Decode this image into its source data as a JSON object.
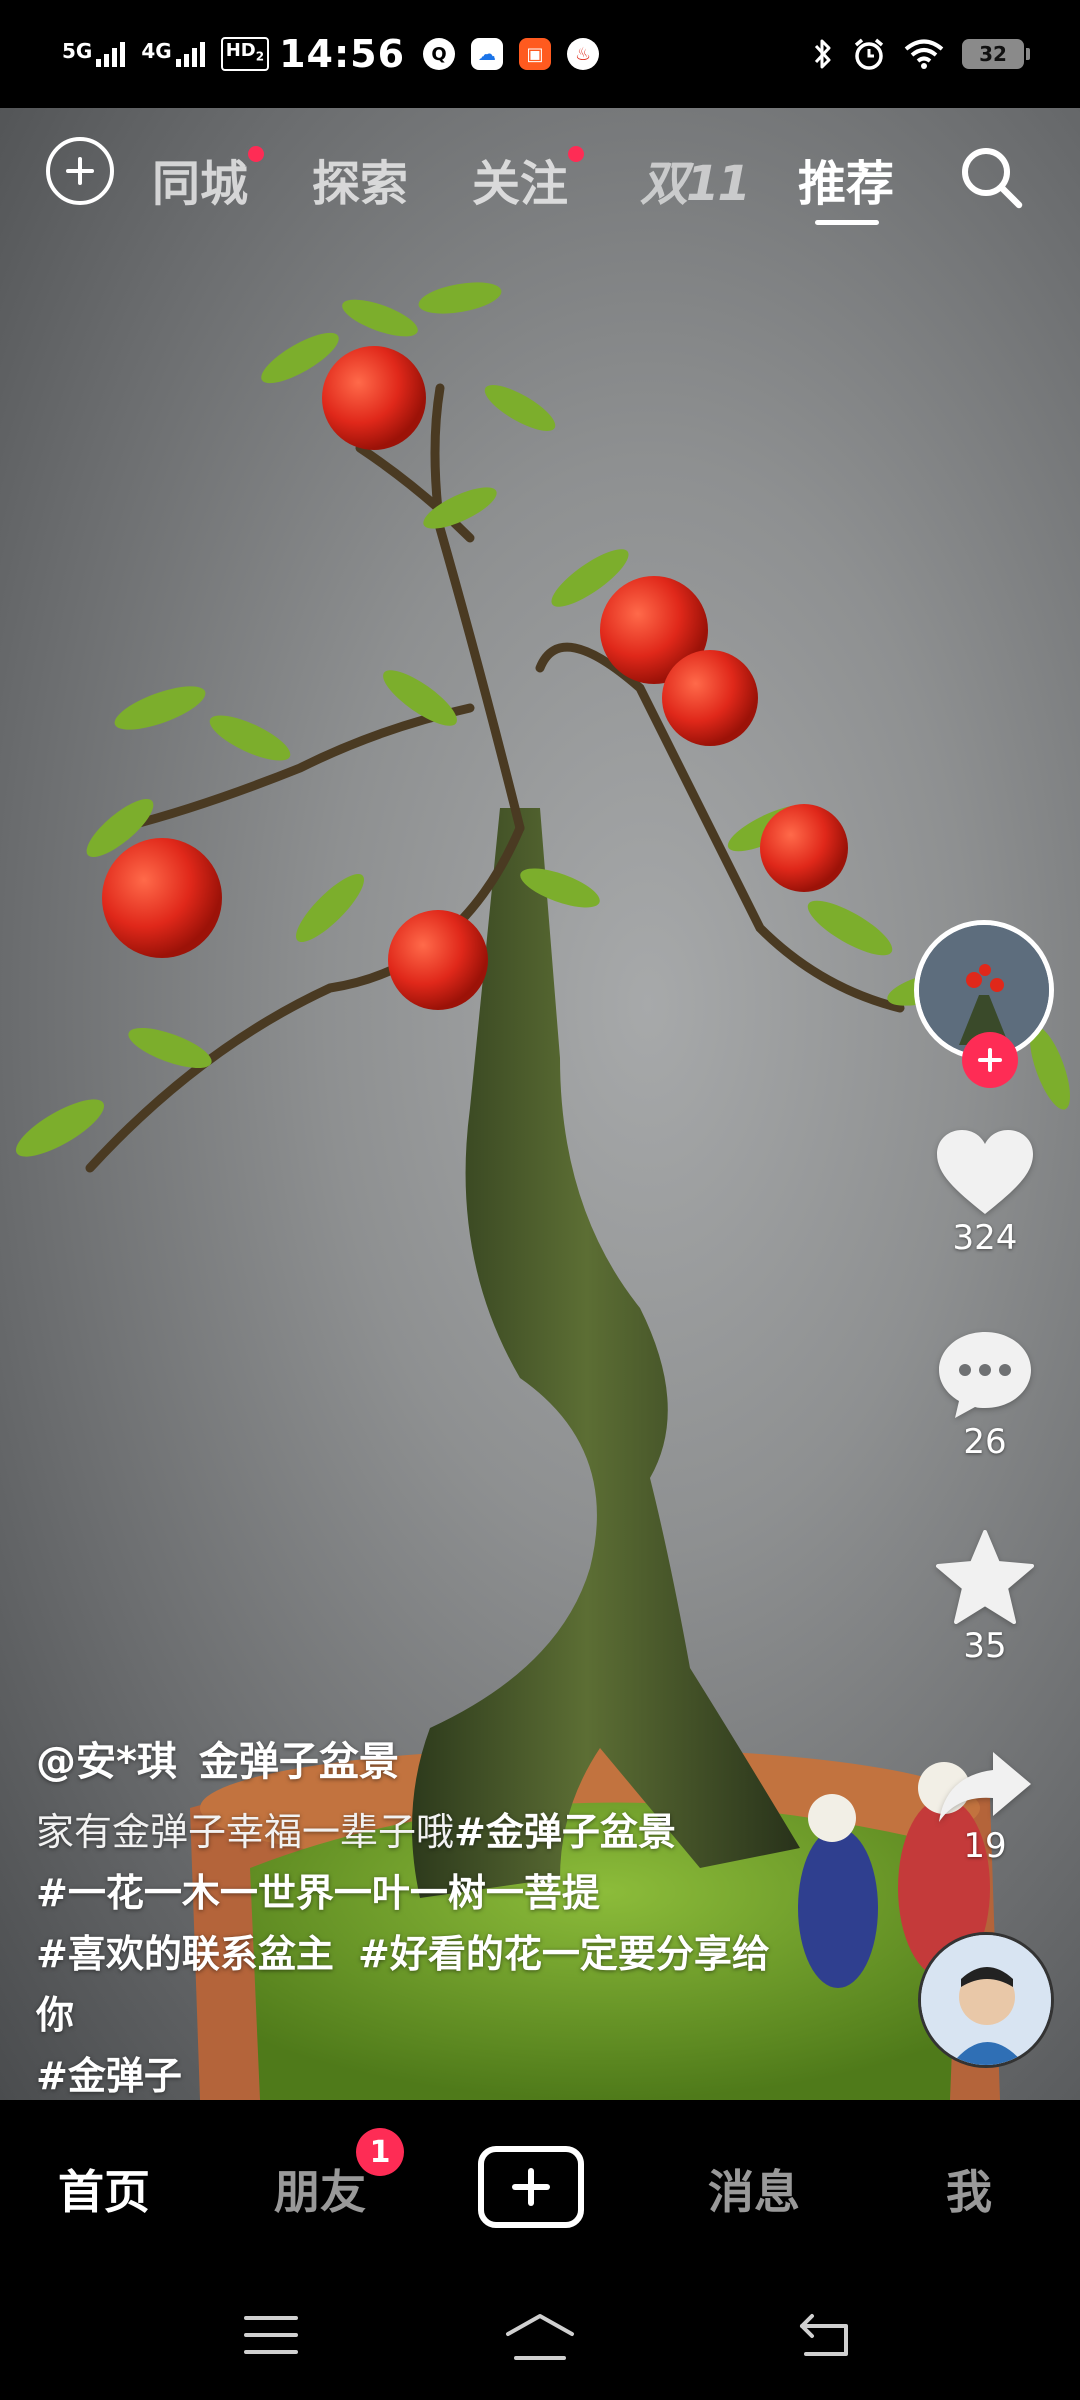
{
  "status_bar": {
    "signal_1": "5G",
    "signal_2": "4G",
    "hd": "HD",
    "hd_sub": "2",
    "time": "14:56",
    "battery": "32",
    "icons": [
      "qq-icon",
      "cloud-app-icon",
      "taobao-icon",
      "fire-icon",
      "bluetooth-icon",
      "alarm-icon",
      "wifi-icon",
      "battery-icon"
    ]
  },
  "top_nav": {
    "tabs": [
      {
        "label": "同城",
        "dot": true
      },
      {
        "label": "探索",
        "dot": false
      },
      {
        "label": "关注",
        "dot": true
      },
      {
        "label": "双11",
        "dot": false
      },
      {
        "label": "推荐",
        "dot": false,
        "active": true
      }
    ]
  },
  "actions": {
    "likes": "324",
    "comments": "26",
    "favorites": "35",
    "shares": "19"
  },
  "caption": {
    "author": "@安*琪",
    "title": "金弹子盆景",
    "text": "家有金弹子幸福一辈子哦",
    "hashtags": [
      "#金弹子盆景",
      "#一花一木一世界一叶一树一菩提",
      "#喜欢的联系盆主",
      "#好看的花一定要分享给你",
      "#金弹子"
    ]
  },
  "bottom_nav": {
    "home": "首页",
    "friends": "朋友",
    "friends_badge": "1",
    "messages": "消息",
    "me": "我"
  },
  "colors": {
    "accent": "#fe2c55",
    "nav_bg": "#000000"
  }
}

------------------------------------------------

▶ [Stated task]
Determine the number of lines in the listing that contain the string "label". Write that number and nothing else.

▶ [Task response]
5